_GOAL:_
Transcribe the lines below verbatim, skipping the images.

_SOURCE RECORDS:_
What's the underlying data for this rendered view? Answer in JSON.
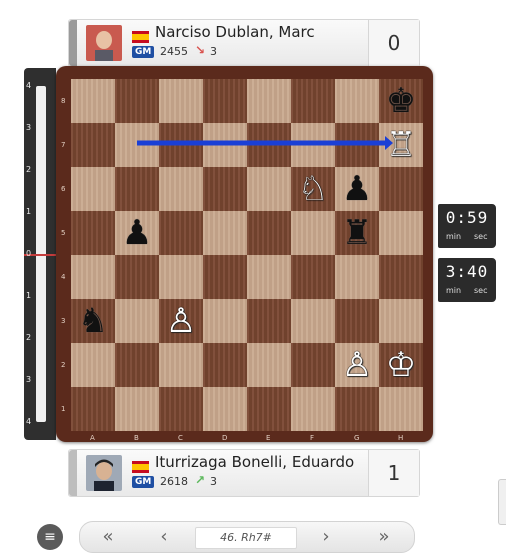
{
  "top_player": {
    "name": "Narciso Dublan, Marc",
    "title": "GM",
    "rating": "2455",
    "delta": "3",
    "delta_direction": "down",
    "score": "0",
    "flag": "spain"
  },
  "bottom_player": {
    "name": "Iturrizaga Bonelli, Eduardo",
    "title": "GM",
    "rating": "2618",
    "delta": "3",
    "delta_direction": "up",
    "score": "1",
    "flag": "spain"
  },
  "eval_bar": {
    "labels": [
      "4",
      "3",
      "2",
      "1",
      "0",
      "1",
      "2",
      "3",
      "4"
    ],
    "value": 0
  },
  "clocks": {
    "top": {
      "time": "0:59",
      "min_label": "min",
      "sec_label": "sec"
    },
    "bottom": {
      "time": "3:40",
      "min_label": "min",
      "sec_label": "sec"
    }
  },
  "board": {
    "files": [
      "A",
      "B",
      "C",
      "D",
      "E",
      "F",
      "G",
      "H"
    ],
    "ranks": [
      "8",
      "7",
      "6",
      "5",
      "4",
      "3",
      "2",
      "1"
    ],
    "pieces": [
      {
        "square": "h8",
        "piece": "king",
        "color": "black",
        "glyph": "♚"
      },
      {
        "square": "h7",
        "piece": "rook",
        "color": "white",
        "glyph": "♖"
      },
      {
        "square": "f6",
        "piece": "knight",
        "color": "white",
        "glyph": "♘"
      },
      {
        "square": "g6",
        "piece": "pawn",
        "color": "black",
        "glyph": "♟"
      },
      {
        "square": "b5",
        "piece": "pawn",
        "color": "black",
        "glyph": "♟"
      },
      {
        "square": "g5",
        "piece": "rook",
        "color": "black",
        "glyph": "♜"
      },
      {
        "square": "a3",
        "piece": "knight",
        "color": "black",
        "glyph": "♞"
      },
      {
        "square": "c3",
        "piece": "pawn",
        "color": "white",
        "glyph": "♙"
      },
      {
        "square": "g2",
        "piece": "pawn",
        "color": "white",
        "glyph": "♙"
      },
      {
        "square": "h2",
        "piece": "king",
        "color": "white",
        "glyph": "♔"
      }
    ],
    "last_move": {
      "from": "b7",
      "to": "h7"
    },
    "arrow_color": "#1a3fd6"
  },
  "nav": {
    "first_icon": "«",
    "prev_icon": "‹",
    "move_label": "46. Rh7#",
    "next_icon": "›",
    "last_icon": "»",
    "menu_icon": "≡"
  }
}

_WRITTEN RESPONSE:_
What's the underlying data for this rendered view? Answer in JSON.
{
  "top_player": {
    "name": "Narciso Dublan, Marc",
    "title": "GM",
    "rating": "2455",
    "delta": "3",
    "delta_direction": "down",
    "score": "0",
    "flag": "spain"
  },
  "bottom_player": {
    "name": "Iturrizaga Bonelli, Eduardo",
    "title": "GM",
    "rating": "2618",
    "delta": "3",
    "delta_direction": "up",
    "score": "1",
    "flag": "spain"
  },
  "eval_bar": {
    "labels": [
      "4",
      "3",
      "2",
      "1",
      "0",
      "1",
      "2",
      "3",
      "4"
    ],
    "value": 0
  },
  "clocks": {
    "top": {
      "time": "0:59",
      "min_label": "min",
      "sec_label": "sec"
    },
    "bottom": {
      "time": "3:40",
      "min_label": "min",
      "sec_label": "sec"
    }
  },
  "board": {
    "files": [
      "A",
      "B",
      "C",
      "D",
      "E",
      "F",
      "G",
      "H"
    ],
    "ranks": [
      "8",
      "7",
      "6",
      "5",
      "4",
      "3",
      "2",
      "1"
    ],
    "pieces": [
      {
        "square": "h8",
        "piece": "king",
        "color": "black",
        "glyph": "♚"
      },
      {
        "square": "h7",
        "piece": "rook",
        "color": "white",
        "glyph": "♖"
      },
      {
        "square": "f6",
        "piece": "knight",
        "color": "white",
        "glyph": "♘"
      },
      {
        "square": "g6",
        "piece": "pawn",
        "color": "black",
        "glyph": "♟"
      },
      {
        "square": "b5",
        "piece": "pawn",
        "color": "black",
        "glyph": "♟"
      },
      {
        "square": "g5",
        "piece": "rook",
        "color": "black",
        "glyph": "♜"
      },
      {
        "square": "a3",
        "piece": "knight",
        "color": "black",
        "glyph": "♞"
      },
      {
        "square": "c3",
        "piece": "pawn",
        "color": "white",
        "glyph": "♙"
      },
      {
        "square": "g2",
        "piece": "pawn",
        "color": "white",
        "glyph": "♙"
      },
      {
        "square": "h2",
        "piece": "king",
        "color": "white",
        "glyph": "♔"
      }
    ],
    "last_move": {
      "from": "b7",
      "to": "h7"
    },
    "arrow_color": "#1a3fd6"
  },
  "nav": {
    "first_icon": "«",
    "prev_icon": "‹",
    "move_label": "46. Rh7#",
    "next_icon": "›",
    "last_icon": "»",
    "menu_icon": "≡"
  }
}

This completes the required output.